— Provided data —
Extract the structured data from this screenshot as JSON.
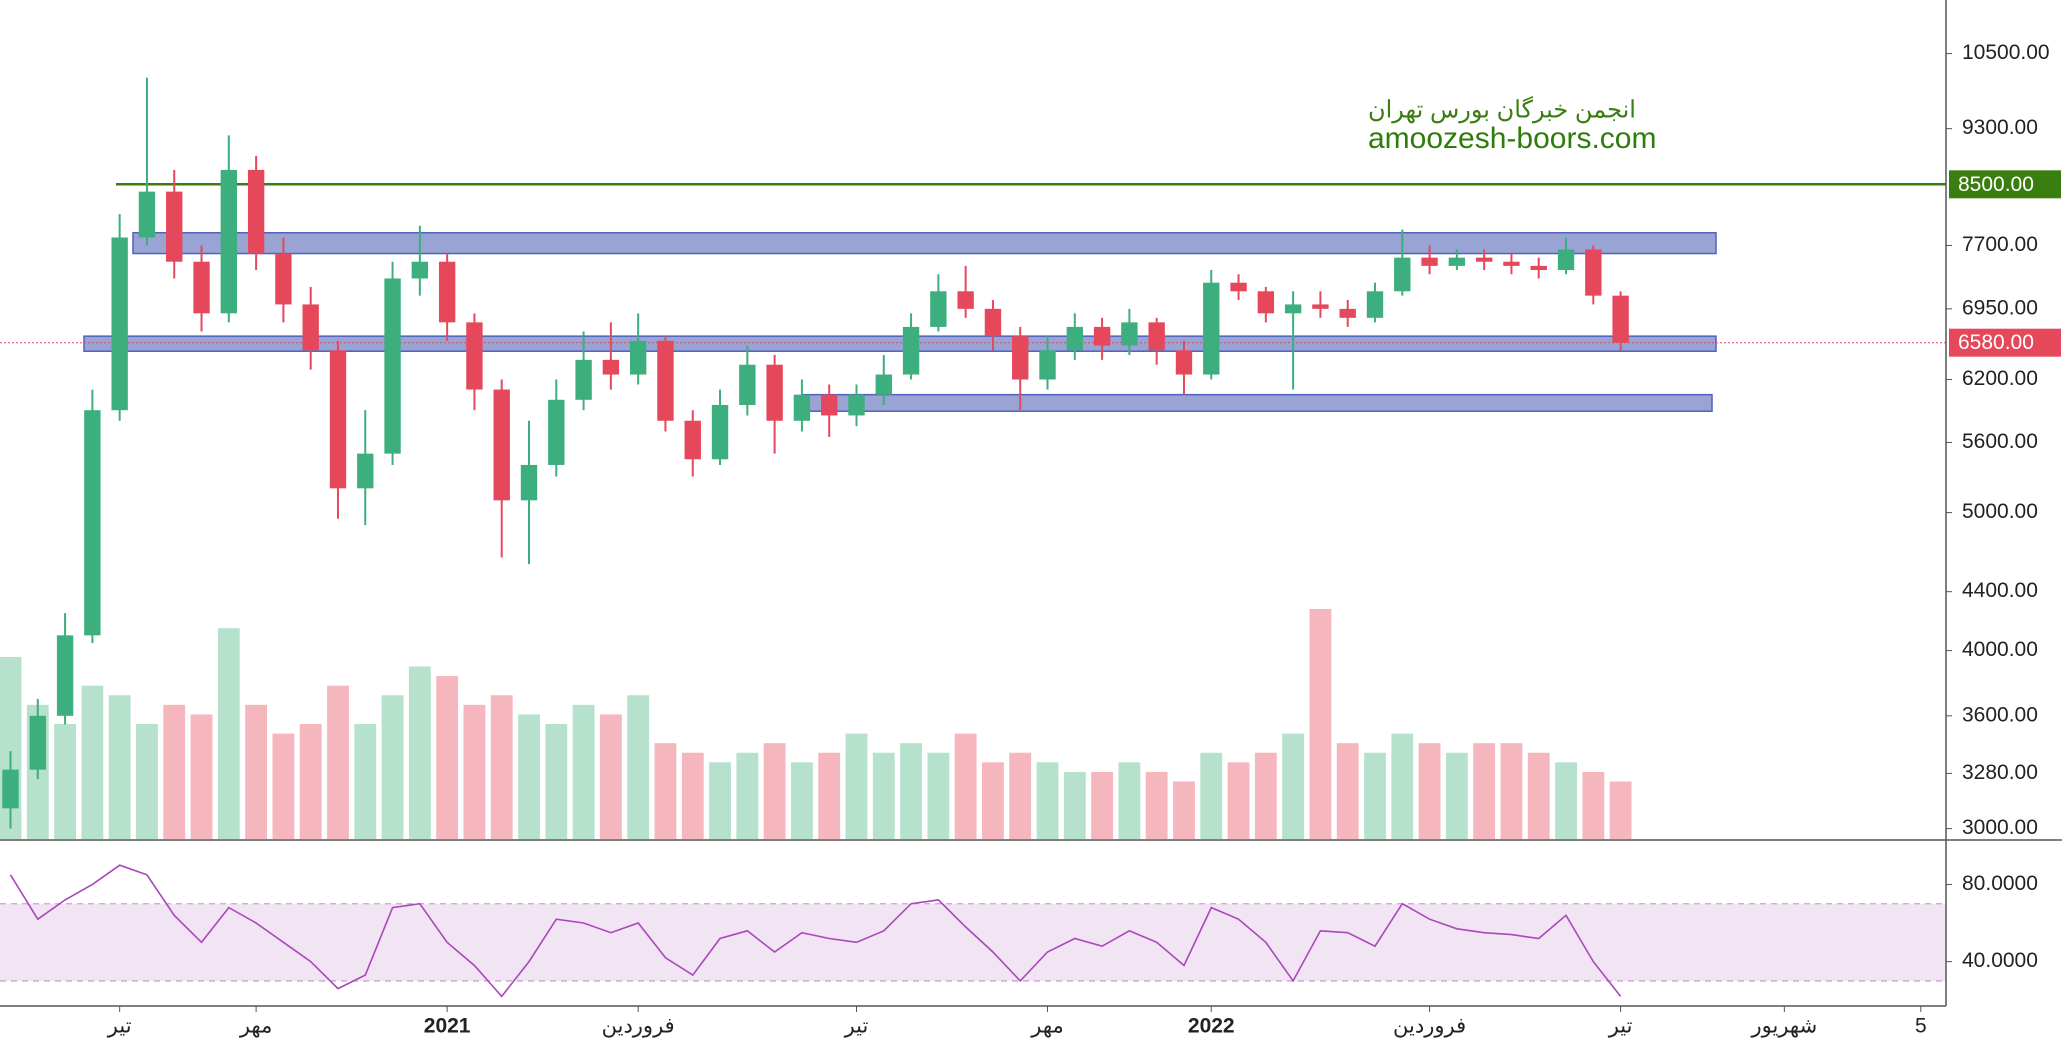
{
  "chart_data": {
    "type": "candlestick",
    "watermark": [
      "انجمن خبرگان بورس تهران",
      "amoozesh-boors.com"
    ],
    "categories": [
      null,
      null,
      null,
      null,
      "تیر",
      null,
      null,
      null,
      null,
      "مهر",
      null,
      null,
      null,
      null,
      null,
      null,
      "2021",
      null,
      null,
      null,
      null,
      null,
      null,
      "فروردین",
      null,
      null,
      null,
      null,
      null,
      null,
      null,
      "تیر",
      null,
      null,
      null,
      null,
      null,
      null,
      "مهر",
      null,
      null,
      null,
      null,
      null,
      "2022",
      null,
      null,
      null,
      null,
      null,
      null,
      null,
      "فروردین",
      null,
      null,
      null,
      null,
      null,
      null,
      "تیر",
      null,
      null,
      null,
      null,
      null,
      "شهریور",
      null,
      null,
      null,
      null,
      "5"
    ],
    "open": [
      3100,
      3300,
      3600,
      4100,
      5900,
      7800,
      8400,
      7500,
      6900,
      8700,
      7600,
      7000,
      6500,
      5200,
      5500,
      7300,
      7500,
      6800,
      6100,
      5100,
      5400,
      6000,
      6400,
      6250,
      6600,
      5800,
      5450,
      5950,
      6350,
      5800,
      6050,
      5850,
      6050,
      6250,
      6750,
      7150,
      6950,
      6650,
      6200,
      6500,
      6750,
      6550,
      6800,
      6500,
      6250,
      7250,
      7150,
      6900,
      7000,
      6950,
      6850,
      7150,
      7550,
      7450,
      7550,
      7500,
      7450,
      7400,
      7650,
      7100,
      null,
      null,
      null,
      null,
      null,
      null,
      null,
      null,
      null,
      null,
      null
    ],
    "high": [
      3400,
      3700,
      4250,
      6100,
      8100,
      10100,
      8700,
      7700,
      9200,
      8900,
      7800,
      7200,
      6600,
      5900,
      7500,
      7950,
      7600,
      6900,
      6200,
      5800,
      6200,
      6700,
      6800,
      6900,
      6650,
      5900,
      6100,
      6550,
      6450,
      6200,
      6150,
      6150,
      6450,
      6900,
      7350,
      7450,
      7050,
      6750,
      6650,
      6900,
      6850,
      6950,
      6850,
      6600,
      7400,
      7350,
      7200,
      7150,
      7150,
      7050,
      7250,
      7900,
      7700,
      7650,
      7650,
      7600,
      7550,
      7800,
      7700,
      7150,
      null,
      null,
      null,
      null,
      null,
      null,
      null,
      null,
      null,
      null,
      null
    ],
    "low": [
      3000,
      3250,
      3550,
      4050,
      5800,
      7700,
      7300,
      6700,
      6800,
      7400,
      6800,
      6300,
      4950,
      4900,
      5400,
      7100,
      6600,
      5900,
      4650,
      4600,
      5300,
      5900,
      6100,
      6150,
      5700,
      5300,
      5400,
      5850,
      5500,
      5700,
      5650,
      5750,
      5950,
      6200,
      6700,
      6850,
      6500,
      5900,
      6100,
      6400,
      6400,
      6450,
      6350,
      6050,
      6200,
      7050,
      6800,
      6100,
      6850,
      6750,
      6800,
      7100,
      7350,
      7400,
      7400,
      7350,
      7300,
      7350,
      7000,
      6500,
      null,
      null,
      null,
      null,
      null,
      null,
      null,
      null,
      null,
      null,
      null
    ],
    "close": [
      3300,
      3600,
      4100,
      5900,
      7800,
      8400,
      7500,
      6900,
      8700,
      7600,
      7000,
      6500,
      5200,
      5500,
      7300,
      7500,
      6800,
      6100,
      5100,
      5400,
      6000,
      6400,
      6250,
      6600,
      5800,
      5450,
      5950,
      6350,
      5800,
      6050,
      5850,
      6050,
      6250,
      6750,
      7150,
      6950,
      6650,
      6200,
      6500,
      6750,
      6550,
      6800,
      6500,
      6250,
      7250,
      7150,
      6900,
      7000,
      6950,
      6850,
      7150,
      7550,
      7450,
      7550,
      7500,
      7450,
      7400,
      7650,
      7100,
      6580,
      null,
      null,
      null,
      null,
      null,
      null,
      null,
      null,
      null,
      null,
      null
    ],
    "up_color": "#3dae7d",
    "down_color": "#e6485b",
    "ylim": [
      2950,
      11450
    ],
    "log_scale": true,
    "yticks": [
      {
        "value": 10500,
        "label": "10500.00"
      },
      {
        "value": 9300,
        "label": "9300.00"
      },
      {
        "value": 7700,
        "label": "7700.00"
      },
      {
        "value": 6950,
        "label": "6950.00"
      },
      {
        "value": 6200,
        "label": "6200.00"
      },
      {
        "value": 5600,
        "label": "5600.00"
      },
      {
        "value": 5000,
        "label": "5000.00"
      },
      {
        "value": 4400,
        "label": "4400.00"
      },
      {
        "value": 4000,
        "label": "4000.00"
      },
      {
        "value": 3600,
        "label": "3600.00"
      },
      {
        "value": 3280,
        "label": "3280.00"
      },
      {
        "value": 3000,
        "label": "3000.00"
      }
    ],
    "levels": [
      {
        "value": 8500,
        "label": "8500.00",
        "color": "#3a7d10",
        "style": "solid"
      },
      {
        "value": 6580,
        "label": "6580.00",
        "color": "#e6485b",
        "style": "dotted"
      }
    ],
    "zones": [
      {
        "low": 7600,
        "high": 7860
      },
      {
        "low": 6490,
        "high": 6650
      },
      {
        "low": 5890,
        "high": 6050
      }
    ],
    "zone_color": "#8e9bd1",
    "volume": {
      "values": [
        95,
        70,
        60,
        80,
        75,
        60,
        70,
        65,
        110,
        70,
        55,
        60,
        80,
        60,
        75,
        90,
        85,
        70,
        75,
        65,
        60,
        70,
        65,
        75,
        50,
        45,
        40,
        45,
        50,
        40,
        45,
        55,
        45,
        50,
        45,
        55,
        40,
        45,
        40,
        35,
        35,
        40,
        35,
        30,
        45,
        40,
        45,
        55,
        120,
        50,
        45,
        55,
        50,
        45,
        50,
        50,
        45,
        40,
        35,
        30,
        null,
        null,
        null,
        null,
        null,
        null,
        null,
        null,
        null,
        null,
        null
      ],
      "up_color": "#a8dcc4",
      "down_color": "#f3a9b1"
    },
    "rsi": {
      "values": [
        85,
        62,
        72,
        80,
        90,
        85,
        64,
        50,
        68,
        60,
        50,
        40,
        26,
        33,
        68,
        70,
        50,
        38,
        22,
        40,
        62,
        60,
        55,
        60,
        42,
        33,
        52,
        56,
        45,
        55,
        52,
        50,
        56,
        70,
        72,
        58,
        45,
        30,
        45,
        52,
        48,
        56,
        50,
        38,
        68,
        62,
        50,
        30,
        56,
        55,
        48,
        70,
        62,
        57,
        55,
        54,
        52,
        64,
        40,
        22,
        null,
        null,
        null,
        null,
        null,
        null,
        null,
        null,
        null,
        null,
        null
      ],
      "color": "#ab47bc",
      "ylim": [
        17,
        102
      ],
      "yticks": [
        {
          "value": 80,
          "label": "80.0000"
        },
        {
          "value": 40,
          "label": "40.0000"
        }
      ],
      "band": [
        30,
        70
      ],
      "band_color": "#f1e4f3"
    }
  }
}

— Exercise goal —
Quote each entry above verbatim and drop the pictures.

— Completed exercise —
Extract the structured data from this screenshot as JSON.
{
  "chart_data": {
    "type": "candlestick",
    "watermark": [
      "انجمن خبرگان بورس تهران",
      "amoozesh-boors.com"
    ],
    "categories": [
      null,
      null,
      null,
      null,
      "تیر",
      null,
      null,
      null,
      null,
      "مهر",
      null,
      null,
      null,
      null,
      null,
      null,
      "2021",
      null,
      null,
      null,
      null,
      null,
      null,
      "فروردین",
      null,
      null,
      null,
      null,
      null,
      null,
      null,
      "تیر",
      null,
      null,
      null,
      null,
      null,
      null,
      "مهر",
      null,
      null,
      null,
      null,
      null,
      "2022",
      null,
      null,
      null,
      null,
      null,
      null,
      null,
      "فروردین",
      null,
      null,
      null,
      null,
      null,
      null,
      "تیر",
      null,
      null,
      null,
      null,
      null,
      "شهریور",
      null,
      null,
      null,
      null,
      "5"
    ],
    "open": [
      3100,
      3300,
      3600,
      4100,
      5900,
      7800,
      8400,
      7500,
      6900,
      8700,
      7600,
      7000,
      6500,
      5200,
      5500,
      7300,
      7500,
      6800,
      6100,
      5100,
      5400,
      6000,
      6400,
      6250,
      6600,
      5800,
      5450,
      5950,
      6350,
      5800,
      6050,
      5850,
      6050,
      6250,
      6750,
      7150,
      6950,
      6650,
      6200,
      6500,
      6750,
      6550,
      6800,
      6500,
      6250,
      7250,
      7150,
      6900,
      7000,
      6950,
      6850,
      7150,
      7550,
      7450,
      7550,
      7500,
      7450,
      7400,
      7650,
      7100,
      null,
      null,
      null,
      null,
      null,
      null,
      null,
      null,
      null,
      null,
      null
    ],
    "high": [
      3400,
      3700,
      4250,
      6100,
      8100,
      10100,
      8700,
      7700,
      9200,
      8900,
      7800,
      7200,
      6600,
      5900,
      7500,
      7950,
      7600,
      6900,
      6200,
      5800,
      6200,
      6700,
      6800,
      6900,
      6650,
      5900,
      6100,
      6550,
      6450,
      6200,
      6150,
      6150,
      6450,
      6900,
      7350,
      7450,
      7050,
      6750,
      6650,
      6900,
      6850,
      6950,
      6850,
      6600,
      7400,
      7350,
      7200,
      7150,
      7150,
      7050,
      7250,
      7900,
      7700,
      7650,
      7650,
      7600,
      7550,
      7800,
      7700,
      7150,
      null,
      null,
      null,
      null,
      null,
      null,
      null,
      null,
      null,
      null,
      null
    ],
    "low": [
      3000,
      3250,
      3550,
      4050,
      5800,
      7700,
      7300,
      6700,
      6800,
      7400,
      6800,
      6300,
      4950,
      4900,
      5400,
      7100,
      6600,
      5900,
      4650,
      4600,
      5300,
      5900,
      6100,
      6150,
      5700,
      5300,
      5400,
      5850,
      5500,
      5700,
      5650,
      5750,
      5950,
      6200,
      6700,
      6850,
      6500,
      5900,
      6100,
      6400,
      6400,
      6450,
      6350,
      6050,
      6200,
      7050,
      6800,
      6100,
      6850,
      6750,
      6800,
      7100,
      7350,
      7400,
      7400,
      7350,
      7300,
      7350,
      7000,
      6500,
      null,
      null,
      null,
      null,
      null,
      null,
      null,
      null,
      null,
      null,
      null
    ],
    "close": [
      3300,
      3600,
      4100,
      5900,
      7800,
      8400,
      7500,
      6900,
      8700,
      7600,
      7000,
      6500,
      5200,
      5500,
      7300,
      7500,
      6800,
      6100,
      5100,
      5400,
      6000,
      6400,
      6250,
      6600,
      5800,
      5450,
      5950,
      6350,
      5800,
      6050,
      5850,
      6050,
      6250,
      6750,
      7150,
      6950,
      6650,
      6200,
      6500,
      6750,
      6550,
      6800,
      6500,
      6250,
      7250,
      7150,
      6900,
      7000,
      6950,
      6850,
      7150,
      7550,
      7450,
      7550,
      7500,
      7450,
      7400,
      7650,
      7100,
      6580,
      null,
      null,
      null,
      null,
      null,
      null,
      null,
      null,
      null,
      null,
      null
    ],
    "up_color": "#3dae7d",
    "down_color": "#e6485b",
    "ylim": [
      2950,
      11450
    ],
    "log_scale": true,
    "yticks": [
      {
        "value": 10500,
        "label": "10500.00"
      },
      {
        "value": 9300,
        "label": "9300.00"
      },
      {
        "value": 7700,
        "label": "7700.00"
      },
      {
        "value": 6950,
        "label": "6950.00"
      },
      {
        "value": 6200,
        "label": "6200.00"
      },
      {
        "value": 5600,
        "label": "5600.00"
      },
      {
        "value": 5000,
        "label": "5000.00"
      },
      {
        "value": 4400,
        "label": "4400.00"
      },
      {
        "value": 4000,
        "label": "4000.00"
      },
      {
        "value": 3600,
        "label": "3600.00"
      },
      {
        "value": 3280,
        "label": "3280.00"
      },
      {
        "value": 3000,
        "label": "3000.00"
      }
    ],
    "levels": [
      {
        "value": 8500,
        "label": "8500.00",
        "color": "#3a7d10",
        "style": "solid"
      },
      {
        "value": 6580,
        "label": "6580.00",
        "color": "#e6485b",
        "style": "dotted"
      }
    ],
    "zones": [
      {
        "low": 7600,
        "high": 7860
      },
      {
        "low": 6490,
        "high": 6650
      },
      {
        "low": 5890,
        "high": 6050
      }
    ],
    "zone_color": "#8e9bd1",
    "volume": {
      "values": [
        95,
        70,
        60,
        80,
        75,
        60,
        70,
        65,
        110,
        70,
        55,
        60,
        80,
        60,
        75,
        90,
        85,
        70,
        75,
        65,
        60,
        70,
        65,
        75,
        50,
        45,
        40,
        45,
        50,
        40,
        45,
        55,
        45,
        50,
        45,
        55,
        40,
        45,
        40,
        35,
        35,
        40,
        35,
        30,
        45,
        40,
        45,
        55,
        120,
        50,
        45,
        55,
        50,
        45,
        50,
        50,
        45,
        40,
        35,
        30,
        null,
        null,
        null,
        null,
        null,
        null,
        null,
        null,
        null,
        null,
        null
      ],
      "up_color": "#a8dcc4",
      "down_color": "#f3a9b1"
    },
    "rsi": {
      "values": [
        85,
        62,
        72,
        80,
        90,
        85,
        64,
        50,
        68,
        60,
        50,
        40,
        26,
        33,
        68,
        70,
        50,
        38,
        22,
        40,
        62,
        60,
        55,
        60,
        42,
        33,
        52,
        56,
        45,
        55,
        52,
        50,
        56,
        70,
        72,
        58,
        45,
        30,
        45,
        52,
        48,
        56,
        50,
        38,
        68,
        62,
        50,
        30,
        56,
        55,
        48,
        70,
        62,
        57,
        55,
        54,
        52,
        64,
        40,
        22,
        null,
        null,
        null,
        null,
        null,
        null,
        null,
        null,
        null,
        null,
        null
      ],
      "color": "#ab47bc",
      "ylim": [
        17,
        102
      ],
      "yticks": [
        {
          "value": 80,
          "label": "80.0000"
        },
        {
          "value": 40,
          "label": "40.0000"
        }
      ],
      "band": [
        30,
        70
      ],
      "band_color": "#f1e4f3"
    }
  }
}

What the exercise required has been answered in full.